▸ **Task prompt**:
If a line in the data holds "färgen", copy that line out in full.
##### Listed entries
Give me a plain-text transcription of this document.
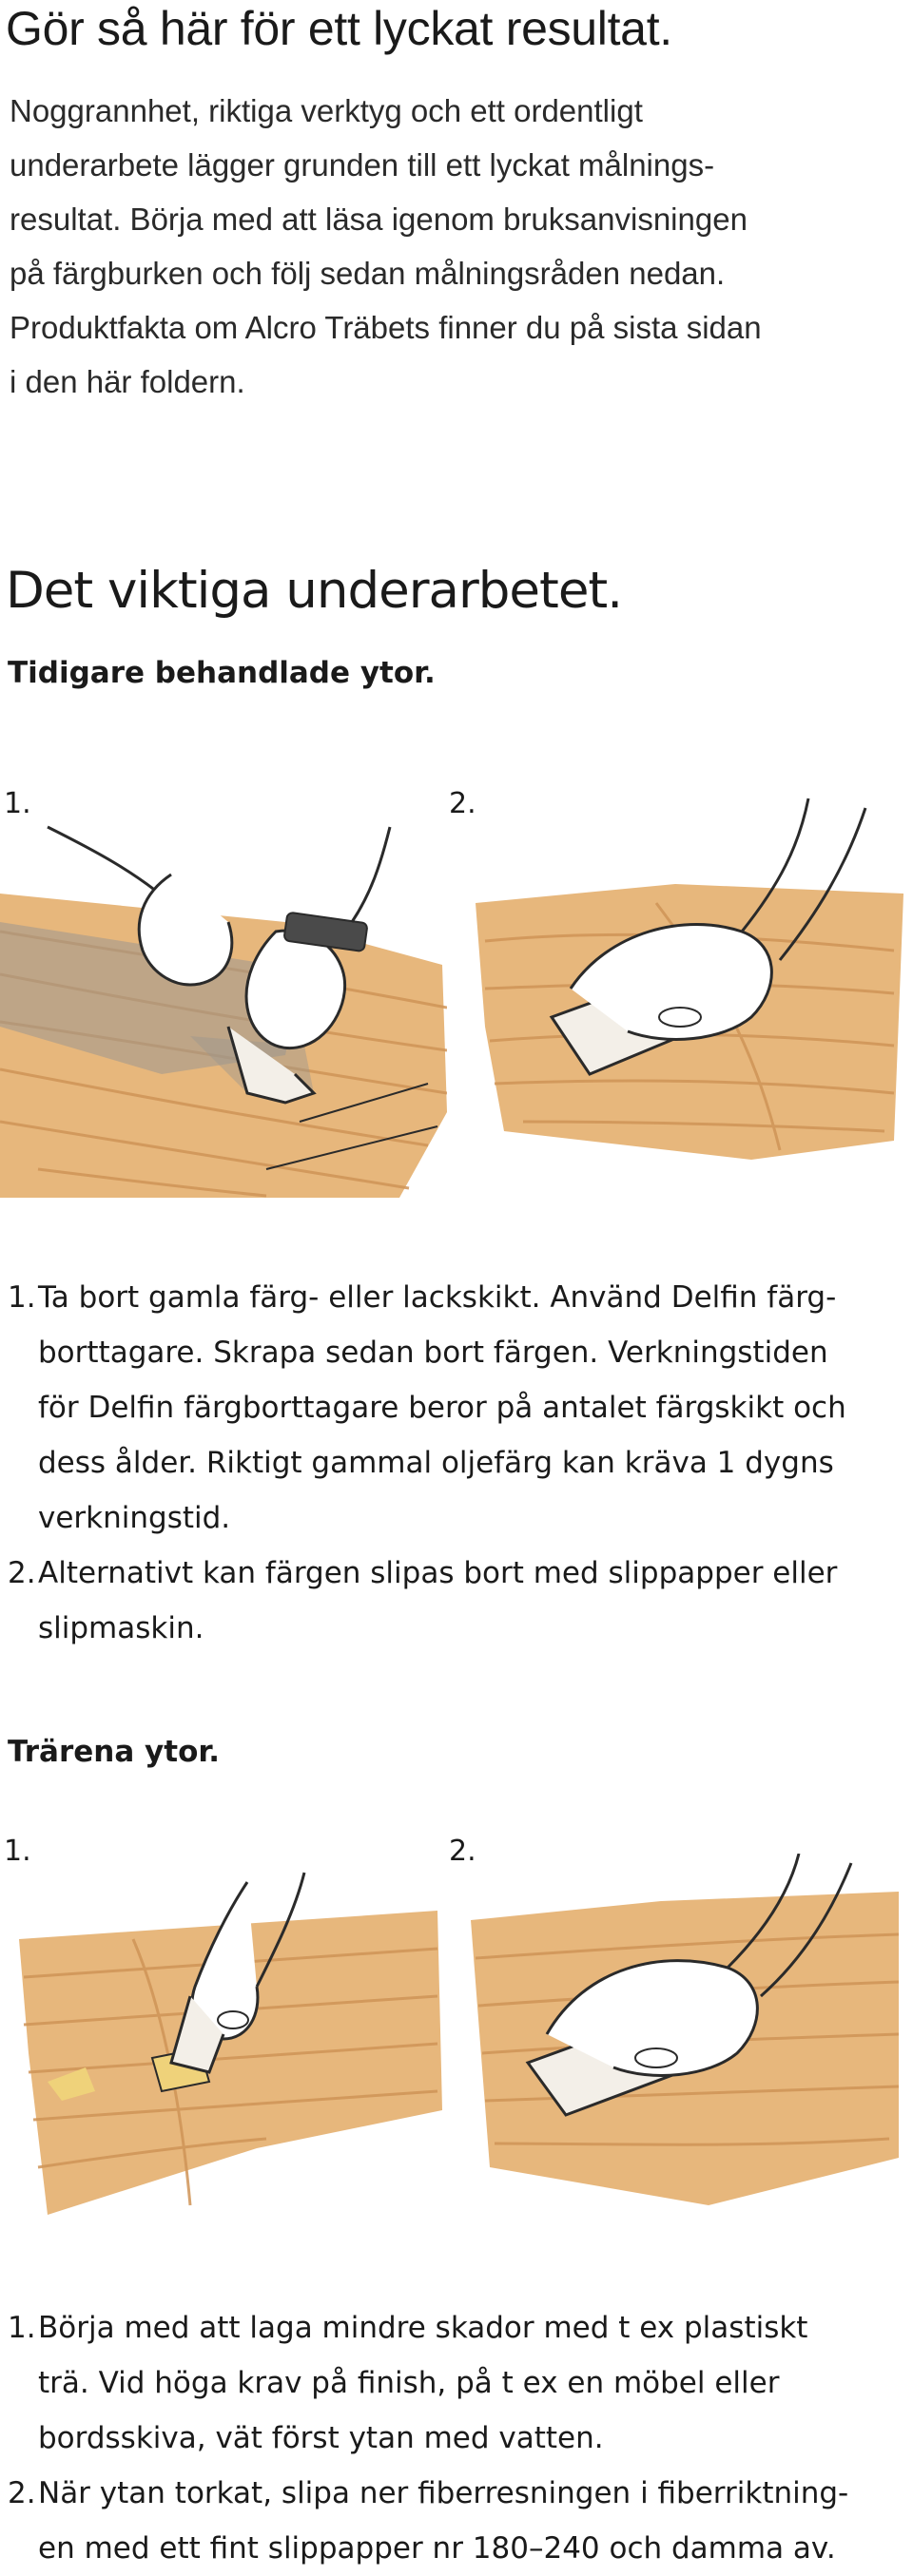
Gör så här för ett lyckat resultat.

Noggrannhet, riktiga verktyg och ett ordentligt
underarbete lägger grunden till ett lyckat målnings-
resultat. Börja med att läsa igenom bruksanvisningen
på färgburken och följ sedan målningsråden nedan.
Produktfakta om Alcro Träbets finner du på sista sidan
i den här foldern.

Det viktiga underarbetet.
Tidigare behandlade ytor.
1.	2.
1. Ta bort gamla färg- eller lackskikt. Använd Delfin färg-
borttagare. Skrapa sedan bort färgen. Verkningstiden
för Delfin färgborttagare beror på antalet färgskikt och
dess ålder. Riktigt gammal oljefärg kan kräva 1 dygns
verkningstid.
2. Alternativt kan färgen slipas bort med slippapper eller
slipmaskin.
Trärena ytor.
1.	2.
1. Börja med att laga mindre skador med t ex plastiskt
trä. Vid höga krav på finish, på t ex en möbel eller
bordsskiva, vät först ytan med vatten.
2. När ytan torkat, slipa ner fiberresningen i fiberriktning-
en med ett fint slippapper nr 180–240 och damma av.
##########
▸ **Task result**:
borttagare. Skrapa sedan bort färgen. Verkningstiden
2. Alternativt kan färgen slipas bort med slippapper eller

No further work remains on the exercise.